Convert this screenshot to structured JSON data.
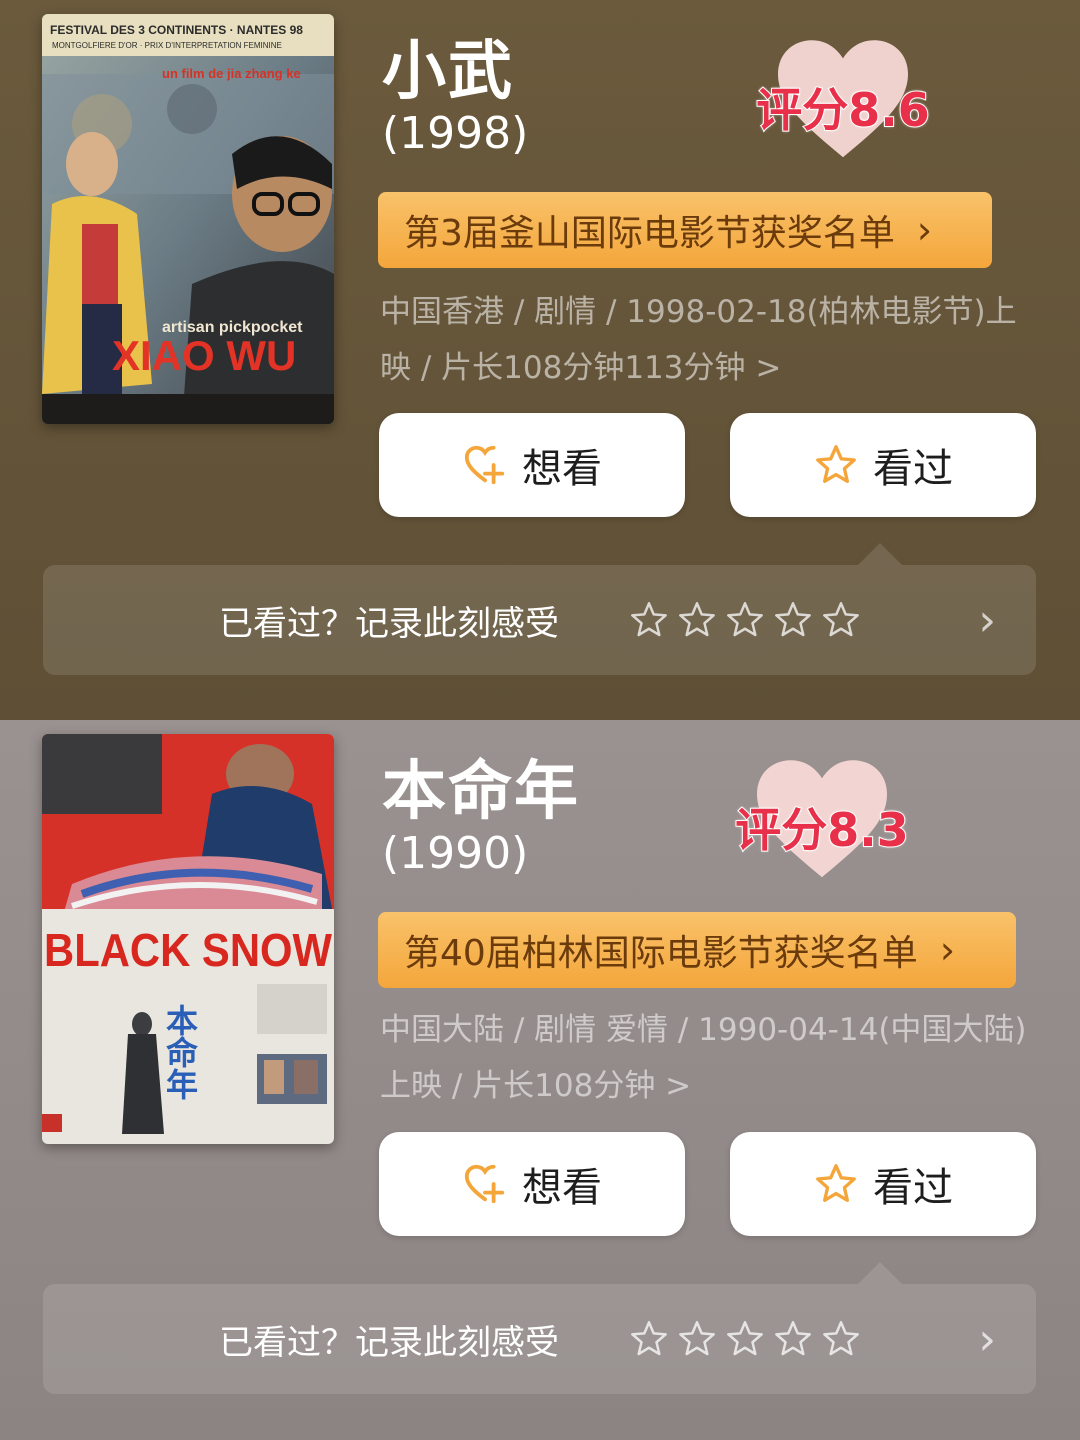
{
  "colors": {
    "accent_orange": "#f4a63b",
    "rating_red": "#e8304a",
    "heart_pink": "#f7d9d6"
  },
  "movies": [
    {
      "title": "小武",
      "year": "(1998)",
      "rating": "评分8.6",
      "award": "第3届釜山国际电影节获奖名单",
      "meta_line1": "中国香港 / 剧情 / 1998-02-18(柏林电影节)上",
      "meta_line2": "映 / 片长108分钟113分钟 >",
      "want_label": "想看",
      "seen_label": "看过",
      "record_label": "已看过？记录此刻感受",
      "star_count": 5,
      "poster": {
        "festival_line1": "FESTIVAL DES 3 CONTINENTS · NANTES 98",
        "festival_line2": "MONTGOLFIERE D'OR · PRIX D'INTERPRETATION FEMININE",
        "credit": "un film de jia zhang ke",
        "subtitle": "artisan pickpocket",
        "big_title": "XIAO WU"
      }
    },
    {
      "title": "本命年",
      "year": "(1990)",
      "rating": "评分8.3",
      "award": "第40届柏林国际电影节获奖名单",
      "meta_line1": "中国大陆 / 剧情 爱情 / 1990-04-14(中国大陆)",
      "meta_line2": "上映 / 片长108分钟 >",
      "want_label": "想看",
      "seen_label": "看过",
      "record_label": "已看过？记录此刻感受",
      "star_count": 5,
      "poster": {
        "big_title": "BLACK SNOW",
        "cn_title": "本命年"
      }
    }
  ]
}
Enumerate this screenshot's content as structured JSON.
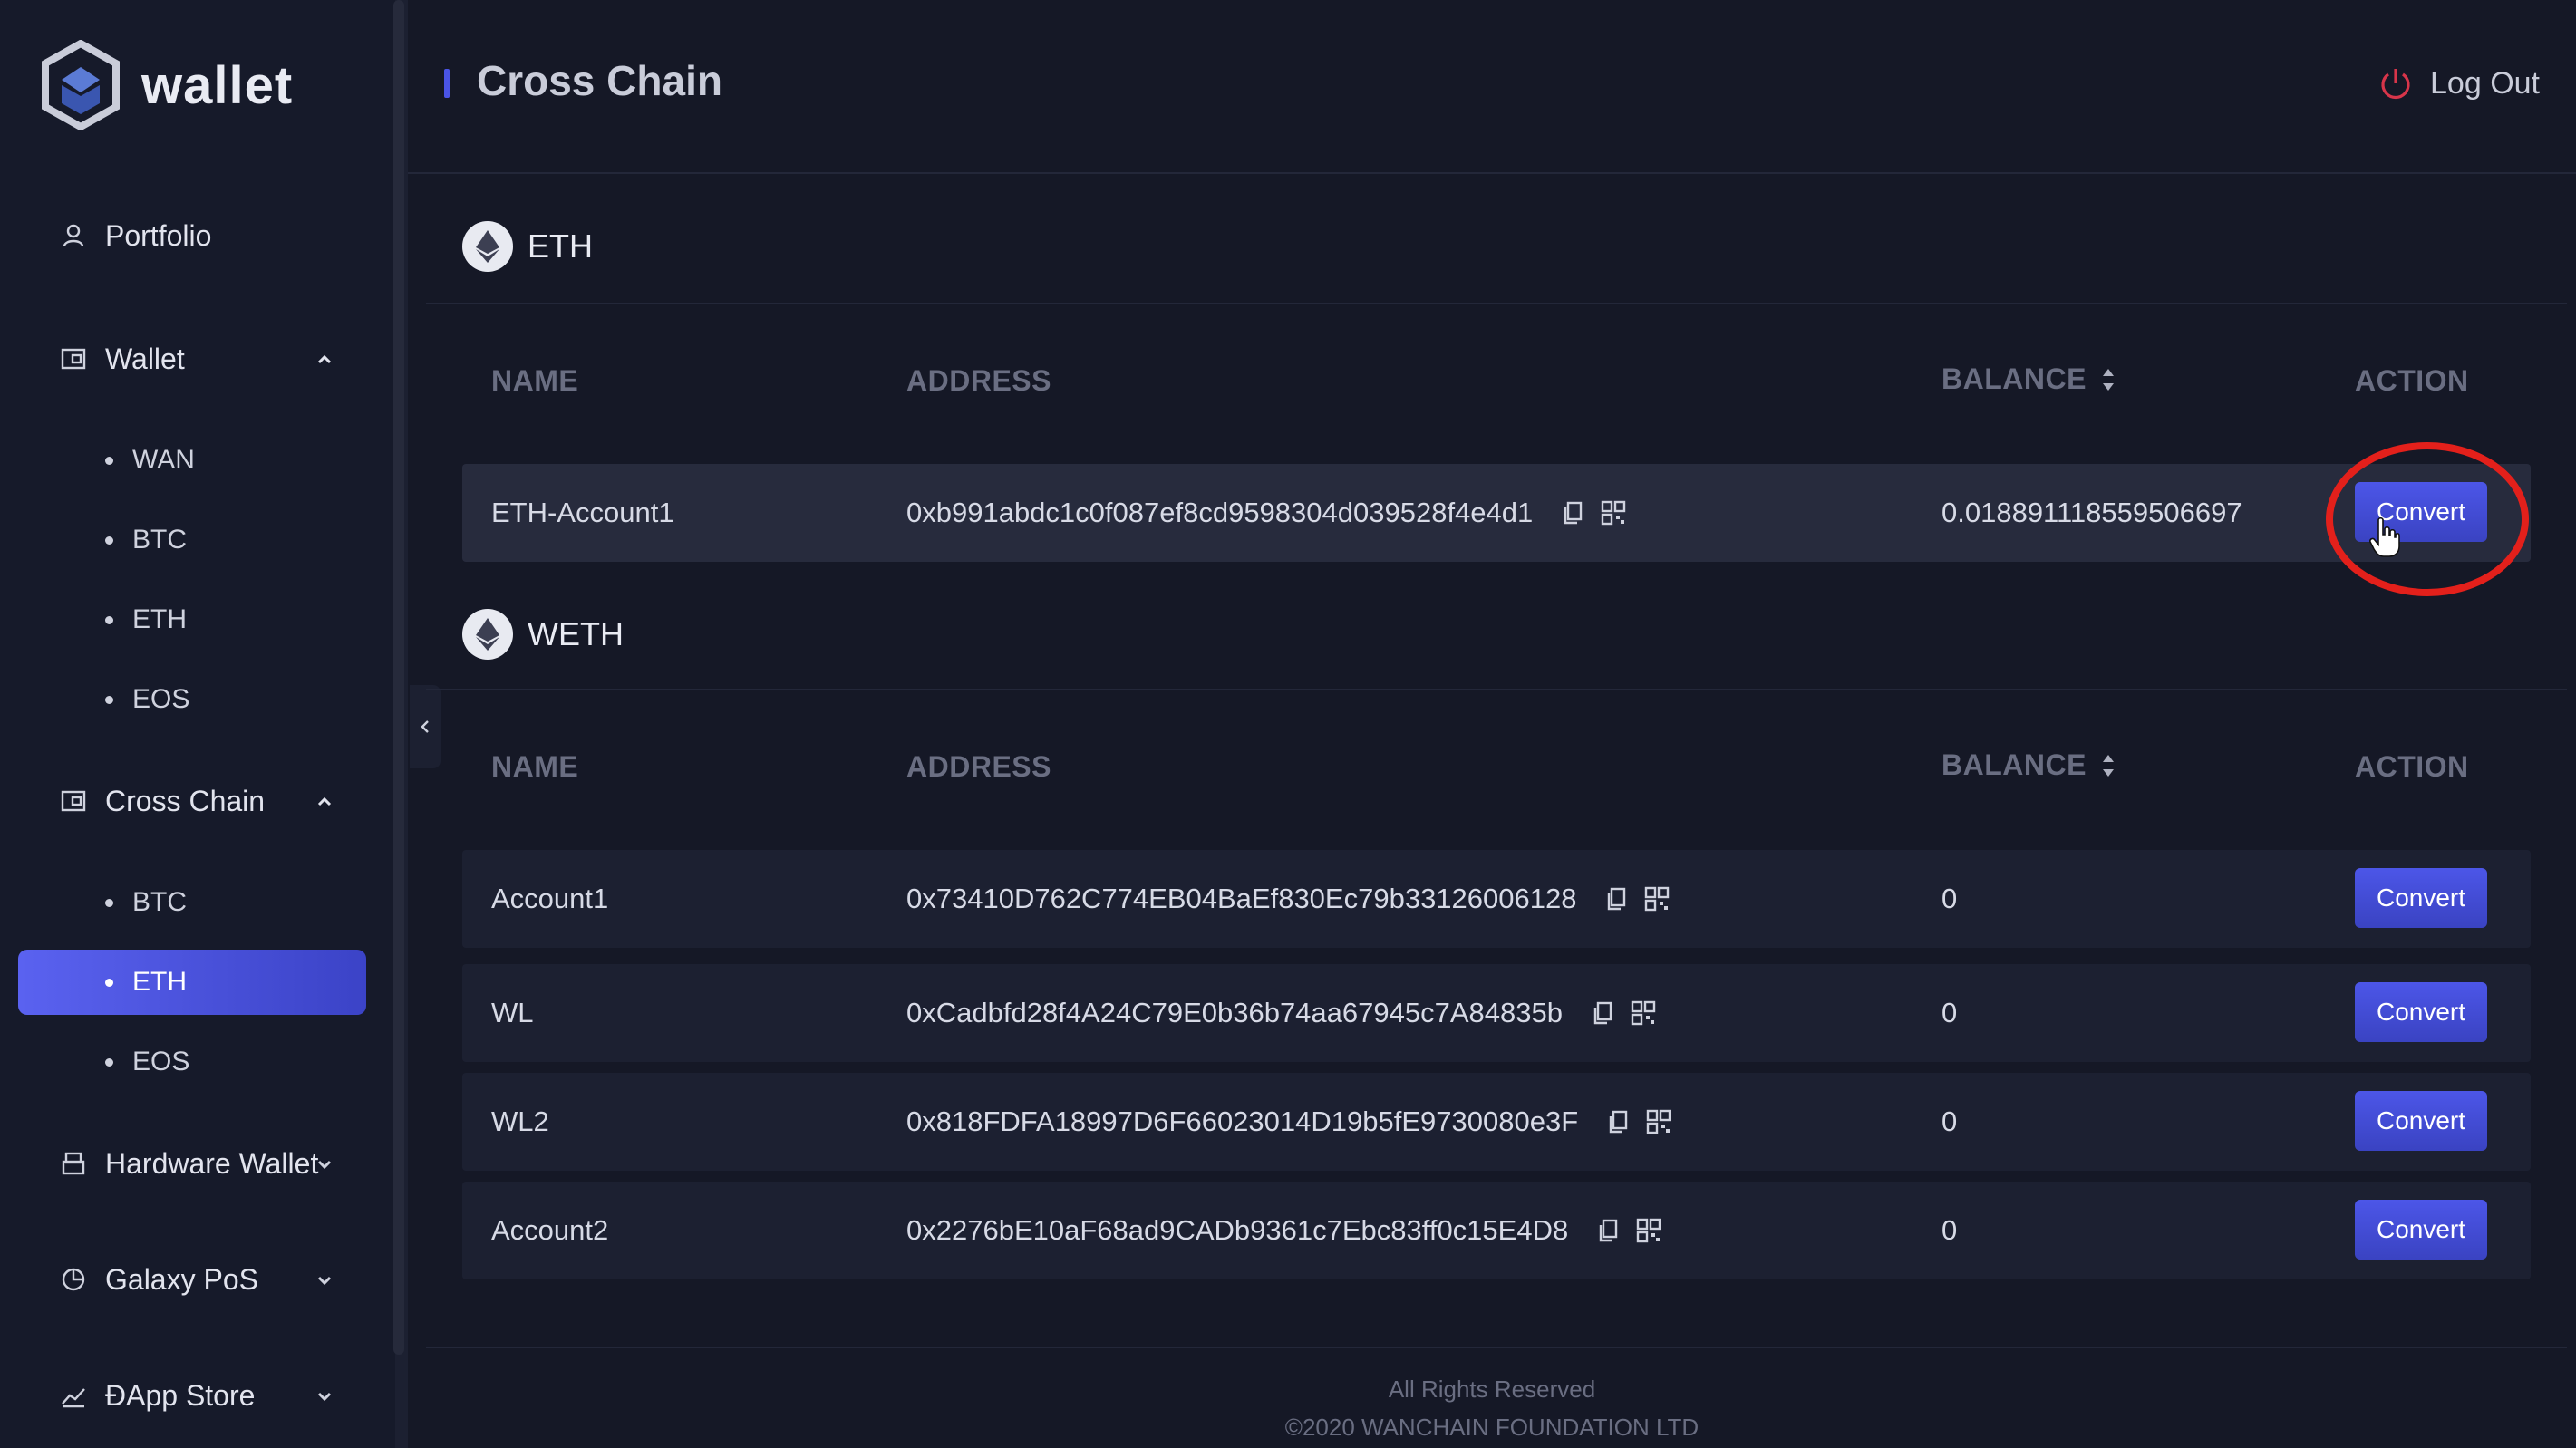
{
  "brand": {
    "name": "wallet"
  },
  "header": {
    "title": "Cross Chain",
    "logout_label": "Log Out"
  },
  "sidebar": {
    "items": [
      {
        "label": "Portfolio",
        "icon": "user-icon"
      },
      {
        "label": "Wallet",
        "icon": "wallet-icon",
        "expanded": true,
        "children": [
          "WAN",
          "BTC",
          "ETH",
          "EOS"
        ]
      },
      {
        "label": "Cross Chain",
        "icon": "wallet-icon",
        "expanded": true,
        "children": [
          "BTC",
          "ETH",
          "EOS"
        ],
        "active_child": "ETH"
      },
      {
        "label": "Hardware Wallet",
        "icon": "hardware-icon",
        "expanded": false
      },
      {
        "label": "Galaxy PoS",
        "icon": "pie-chart-icon",
        "expanded": false
      },
      {
        "label": "ĐApp Store",
        "icon": "line-chart-icon",
        "expanded": false
      }
    ]
  },
  "table_headers": {
    "name": "NAME",
    "address": "ADDRESS",
    "balance": "BALANCE",
    "action": "ACTION"
  },
  "sections": [
    {
      "title": "ETH",
      "icon": "ethereum-icon",
      "rows": [
        {
          "name": "ETH-Account1",
          "address": "0xb991abdc1c0f087ef8cd9598304d039528f4e4d1",
          "balance": "0.018891118559506697",
          "action": "Convert"
        }
      ]
    },
    {
      "title": "WETH",
      "icon": "ethereum-icon",
      "rows": [
        {
          "name": "Account1",
          "address": "0x73410D762C774EB04BaEf830Ec79b33126006128",
          "balance": "0",
          "action": "Convert"
        },
        {
          "name": "WL",
          "address": "0xCadbfd28f4A24C79E0b36b74aa67945c7A84835b",
          "balance": "0",
          "action": "Convert"
        },
        {
          "name": "WL2",
          "address": "0x818FDFA18997D6F66023014D19b5fE9730080e3F",
          "balance": "0",
          "action": "Convert"
        },
        {
          "name": "Account2",
          "address": "0x2276bE10aF68ad9CADb9361c7Ebc83ff0c15E4D8",
          "balance": "0",
          "action": "Convert"
        }
      ]
    }
  ],
  "footer": {
    "line1": "All Rights Reserved",
    "line2": "©2020 WANCHAIN FOUNDATION LTD"
  },
  "colors": {
    "accent": "#4c56e8",
    "annotation": "#e3201b",
    "logout_icon": "#d8354a"
  }
}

:::

== REQUIRED WORK ==
Pick out the lines that include the word "screenshot" and write them out.

== WRITTEN ANSWER ==
Convert this screenshot to structured JSON data.
Enumerate this screenshot's content as structured JSON.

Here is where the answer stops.